— BEGIN —

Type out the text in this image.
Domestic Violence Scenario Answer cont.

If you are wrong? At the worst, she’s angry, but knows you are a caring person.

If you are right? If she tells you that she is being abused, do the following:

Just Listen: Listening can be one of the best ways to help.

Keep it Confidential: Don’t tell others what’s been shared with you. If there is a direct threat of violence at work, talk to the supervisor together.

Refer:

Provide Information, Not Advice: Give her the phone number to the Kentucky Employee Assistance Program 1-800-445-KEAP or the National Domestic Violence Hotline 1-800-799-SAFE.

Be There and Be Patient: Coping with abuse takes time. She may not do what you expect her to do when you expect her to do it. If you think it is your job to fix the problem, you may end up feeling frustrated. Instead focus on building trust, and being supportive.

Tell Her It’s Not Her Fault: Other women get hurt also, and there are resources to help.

— END —

→ **WRITTEN PROBLEM**:
Set down the material above again, word for word.

→ **TASK RESULT**:
Type out the text in this image.
Domestic Violence Scenario Answer cont.

If you are wrong? At the worst, she’s angry, but knows you are a caring person.

If you are right? If she tells you that she is being abused, do the following:

Just Listen: Listening can be one of the best ways to help.

Keep it Confidential: Don’t tell others what’s been shared with you. If there is a direct threat of violence at work, talk to the supervisor together.

Refer:

Provide Information, Not Advice: Give her the phone number to the Kentucky Employee Assistance Program 1-800-445-KEAP or the National Domestic Violence Hotline 1-800-799-SAFE.

Be There and Be Patient: Coping with abuse takes time. She may not do what you expect her to do when you expect her to do it. If you think it is your job to fix the problem, you may end up feeling frustrated. Instead focus on building trust, and being supportive.

Tell Her It’s Not Her Fault: Other women get hurt also, and there are resources to help.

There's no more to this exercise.